> _Task to carry out_: Counting only lines that hold "ylabel", give the total and nothing more.

> _Data for this exercise_:
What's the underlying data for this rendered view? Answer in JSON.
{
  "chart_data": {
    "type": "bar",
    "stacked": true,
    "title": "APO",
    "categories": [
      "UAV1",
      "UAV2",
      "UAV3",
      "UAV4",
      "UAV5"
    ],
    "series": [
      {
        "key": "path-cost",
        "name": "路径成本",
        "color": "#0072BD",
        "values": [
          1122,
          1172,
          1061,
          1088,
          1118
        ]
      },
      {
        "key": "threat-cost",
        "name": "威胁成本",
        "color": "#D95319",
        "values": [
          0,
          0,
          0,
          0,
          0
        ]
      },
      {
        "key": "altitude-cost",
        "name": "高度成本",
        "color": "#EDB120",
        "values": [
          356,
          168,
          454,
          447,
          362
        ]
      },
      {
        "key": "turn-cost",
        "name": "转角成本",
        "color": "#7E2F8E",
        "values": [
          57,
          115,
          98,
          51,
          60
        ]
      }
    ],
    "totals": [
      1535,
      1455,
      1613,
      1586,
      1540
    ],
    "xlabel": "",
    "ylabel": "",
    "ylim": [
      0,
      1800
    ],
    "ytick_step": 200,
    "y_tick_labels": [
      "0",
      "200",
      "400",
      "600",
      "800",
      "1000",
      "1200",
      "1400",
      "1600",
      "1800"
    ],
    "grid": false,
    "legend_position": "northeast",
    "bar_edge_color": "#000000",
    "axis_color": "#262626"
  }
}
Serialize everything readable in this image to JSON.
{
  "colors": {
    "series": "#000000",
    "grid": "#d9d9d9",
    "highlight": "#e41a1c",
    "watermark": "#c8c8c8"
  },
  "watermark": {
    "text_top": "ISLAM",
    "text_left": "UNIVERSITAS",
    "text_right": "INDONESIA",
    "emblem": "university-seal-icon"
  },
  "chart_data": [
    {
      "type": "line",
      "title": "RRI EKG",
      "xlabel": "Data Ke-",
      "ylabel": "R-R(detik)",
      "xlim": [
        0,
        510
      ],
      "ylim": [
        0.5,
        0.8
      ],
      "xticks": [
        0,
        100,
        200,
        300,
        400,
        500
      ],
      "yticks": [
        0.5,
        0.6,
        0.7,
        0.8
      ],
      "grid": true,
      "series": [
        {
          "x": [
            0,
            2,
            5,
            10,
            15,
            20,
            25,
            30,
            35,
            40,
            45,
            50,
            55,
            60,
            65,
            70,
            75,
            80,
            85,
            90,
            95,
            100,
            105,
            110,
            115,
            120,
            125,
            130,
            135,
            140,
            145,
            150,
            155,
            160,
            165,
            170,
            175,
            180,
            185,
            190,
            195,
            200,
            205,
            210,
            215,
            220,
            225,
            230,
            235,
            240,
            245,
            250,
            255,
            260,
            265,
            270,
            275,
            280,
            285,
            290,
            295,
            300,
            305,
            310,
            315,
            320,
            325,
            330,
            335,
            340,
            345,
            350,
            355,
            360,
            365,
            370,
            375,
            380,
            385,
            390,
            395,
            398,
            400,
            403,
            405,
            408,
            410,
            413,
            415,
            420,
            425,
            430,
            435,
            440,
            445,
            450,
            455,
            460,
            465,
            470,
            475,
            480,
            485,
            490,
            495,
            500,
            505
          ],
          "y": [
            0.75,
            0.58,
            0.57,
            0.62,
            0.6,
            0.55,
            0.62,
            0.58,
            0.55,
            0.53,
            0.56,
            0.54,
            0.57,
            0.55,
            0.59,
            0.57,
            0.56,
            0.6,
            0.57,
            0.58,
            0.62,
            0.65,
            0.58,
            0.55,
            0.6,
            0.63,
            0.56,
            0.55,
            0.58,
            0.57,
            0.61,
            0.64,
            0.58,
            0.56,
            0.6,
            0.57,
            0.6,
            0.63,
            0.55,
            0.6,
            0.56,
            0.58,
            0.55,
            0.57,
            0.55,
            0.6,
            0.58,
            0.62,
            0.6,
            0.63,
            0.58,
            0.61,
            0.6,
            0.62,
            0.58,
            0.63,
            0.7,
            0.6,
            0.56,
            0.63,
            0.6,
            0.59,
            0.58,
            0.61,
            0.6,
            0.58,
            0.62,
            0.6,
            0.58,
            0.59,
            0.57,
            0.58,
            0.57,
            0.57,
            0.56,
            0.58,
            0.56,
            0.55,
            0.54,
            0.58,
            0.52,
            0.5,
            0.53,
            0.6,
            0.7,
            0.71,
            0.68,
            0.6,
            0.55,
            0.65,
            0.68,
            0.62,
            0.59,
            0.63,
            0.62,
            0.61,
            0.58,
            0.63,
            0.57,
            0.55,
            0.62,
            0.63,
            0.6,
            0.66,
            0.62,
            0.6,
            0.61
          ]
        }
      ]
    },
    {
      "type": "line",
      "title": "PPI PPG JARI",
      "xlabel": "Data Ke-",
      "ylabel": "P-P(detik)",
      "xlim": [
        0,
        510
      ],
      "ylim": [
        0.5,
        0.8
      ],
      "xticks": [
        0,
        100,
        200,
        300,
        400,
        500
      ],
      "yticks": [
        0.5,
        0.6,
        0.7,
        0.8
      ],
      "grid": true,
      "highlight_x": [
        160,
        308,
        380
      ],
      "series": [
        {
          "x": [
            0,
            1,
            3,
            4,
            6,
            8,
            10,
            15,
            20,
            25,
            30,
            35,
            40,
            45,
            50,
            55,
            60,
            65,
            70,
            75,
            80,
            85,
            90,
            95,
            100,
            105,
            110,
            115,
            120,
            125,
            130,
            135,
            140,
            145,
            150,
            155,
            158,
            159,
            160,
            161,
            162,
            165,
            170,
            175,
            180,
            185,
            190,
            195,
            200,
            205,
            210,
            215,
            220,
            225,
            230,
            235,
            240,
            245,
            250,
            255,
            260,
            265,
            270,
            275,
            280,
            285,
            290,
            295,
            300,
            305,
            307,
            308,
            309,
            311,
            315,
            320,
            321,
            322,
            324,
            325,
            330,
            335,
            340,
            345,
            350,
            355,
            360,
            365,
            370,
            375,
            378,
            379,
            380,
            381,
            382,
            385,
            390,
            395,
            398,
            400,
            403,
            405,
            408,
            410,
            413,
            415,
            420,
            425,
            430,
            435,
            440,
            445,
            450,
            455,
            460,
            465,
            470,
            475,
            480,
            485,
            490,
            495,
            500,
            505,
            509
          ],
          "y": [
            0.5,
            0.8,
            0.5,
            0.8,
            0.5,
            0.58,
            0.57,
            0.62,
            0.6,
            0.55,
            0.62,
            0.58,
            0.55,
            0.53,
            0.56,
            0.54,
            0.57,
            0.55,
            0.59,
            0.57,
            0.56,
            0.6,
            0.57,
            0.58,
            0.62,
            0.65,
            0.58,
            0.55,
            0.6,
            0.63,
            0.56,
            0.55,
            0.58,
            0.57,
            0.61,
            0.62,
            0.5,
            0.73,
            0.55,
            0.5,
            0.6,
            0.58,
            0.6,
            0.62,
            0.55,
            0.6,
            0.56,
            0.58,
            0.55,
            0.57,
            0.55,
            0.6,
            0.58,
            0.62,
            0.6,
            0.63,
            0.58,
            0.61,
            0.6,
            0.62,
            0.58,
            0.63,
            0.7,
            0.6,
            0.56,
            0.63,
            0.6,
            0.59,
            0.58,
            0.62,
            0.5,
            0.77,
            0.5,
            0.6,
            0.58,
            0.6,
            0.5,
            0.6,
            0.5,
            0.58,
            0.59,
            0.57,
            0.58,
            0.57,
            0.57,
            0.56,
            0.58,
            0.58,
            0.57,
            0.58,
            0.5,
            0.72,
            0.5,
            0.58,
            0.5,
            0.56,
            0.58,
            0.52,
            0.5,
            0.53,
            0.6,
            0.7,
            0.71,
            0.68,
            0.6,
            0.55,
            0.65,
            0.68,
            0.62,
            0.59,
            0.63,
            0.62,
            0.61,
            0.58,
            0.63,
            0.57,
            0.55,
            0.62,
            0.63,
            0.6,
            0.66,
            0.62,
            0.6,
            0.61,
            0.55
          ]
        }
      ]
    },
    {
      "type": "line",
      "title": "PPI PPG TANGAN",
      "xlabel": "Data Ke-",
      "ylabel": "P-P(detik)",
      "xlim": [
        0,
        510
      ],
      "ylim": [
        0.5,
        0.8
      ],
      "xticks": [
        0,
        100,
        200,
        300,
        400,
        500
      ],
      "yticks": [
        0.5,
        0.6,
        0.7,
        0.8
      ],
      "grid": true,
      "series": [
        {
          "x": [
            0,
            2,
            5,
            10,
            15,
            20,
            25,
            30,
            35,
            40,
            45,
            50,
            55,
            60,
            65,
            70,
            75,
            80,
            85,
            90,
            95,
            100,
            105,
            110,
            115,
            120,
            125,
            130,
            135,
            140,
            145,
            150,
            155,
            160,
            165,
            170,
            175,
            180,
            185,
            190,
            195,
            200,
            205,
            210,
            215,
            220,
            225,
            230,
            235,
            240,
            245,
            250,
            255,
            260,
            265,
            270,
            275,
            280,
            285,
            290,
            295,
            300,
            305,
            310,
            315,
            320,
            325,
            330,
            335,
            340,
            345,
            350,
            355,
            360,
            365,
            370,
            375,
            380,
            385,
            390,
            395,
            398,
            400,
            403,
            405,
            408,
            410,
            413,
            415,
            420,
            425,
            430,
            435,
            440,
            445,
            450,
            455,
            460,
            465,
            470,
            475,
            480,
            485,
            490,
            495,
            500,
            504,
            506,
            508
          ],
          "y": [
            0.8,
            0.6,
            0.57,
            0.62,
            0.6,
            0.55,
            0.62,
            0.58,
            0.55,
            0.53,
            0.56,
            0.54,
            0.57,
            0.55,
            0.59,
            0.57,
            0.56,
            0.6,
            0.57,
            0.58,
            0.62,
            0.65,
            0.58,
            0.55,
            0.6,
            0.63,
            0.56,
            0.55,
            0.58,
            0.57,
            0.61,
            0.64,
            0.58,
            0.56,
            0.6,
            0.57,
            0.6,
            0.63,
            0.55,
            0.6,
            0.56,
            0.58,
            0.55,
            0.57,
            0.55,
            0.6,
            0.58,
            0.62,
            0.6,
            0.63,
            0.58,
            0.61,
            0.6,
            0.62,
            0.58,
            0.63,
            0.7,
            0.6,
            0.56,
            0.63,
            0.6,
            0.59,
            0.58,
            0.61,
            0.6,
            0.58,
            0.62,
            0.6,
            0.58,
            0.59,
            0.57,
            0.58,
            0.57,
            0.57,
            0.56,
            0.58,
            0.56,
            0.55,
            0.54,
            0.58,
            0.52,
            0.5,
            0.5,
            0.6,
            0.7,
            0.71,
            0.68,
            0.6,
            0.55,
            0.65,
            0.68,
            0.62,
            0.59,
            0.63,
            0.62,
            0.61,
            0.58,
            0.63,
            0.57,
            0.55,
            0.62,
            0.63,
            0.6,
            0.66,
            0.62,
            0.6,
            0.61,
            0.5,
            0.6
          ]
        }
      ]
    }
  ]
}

> _Exercise result_: 4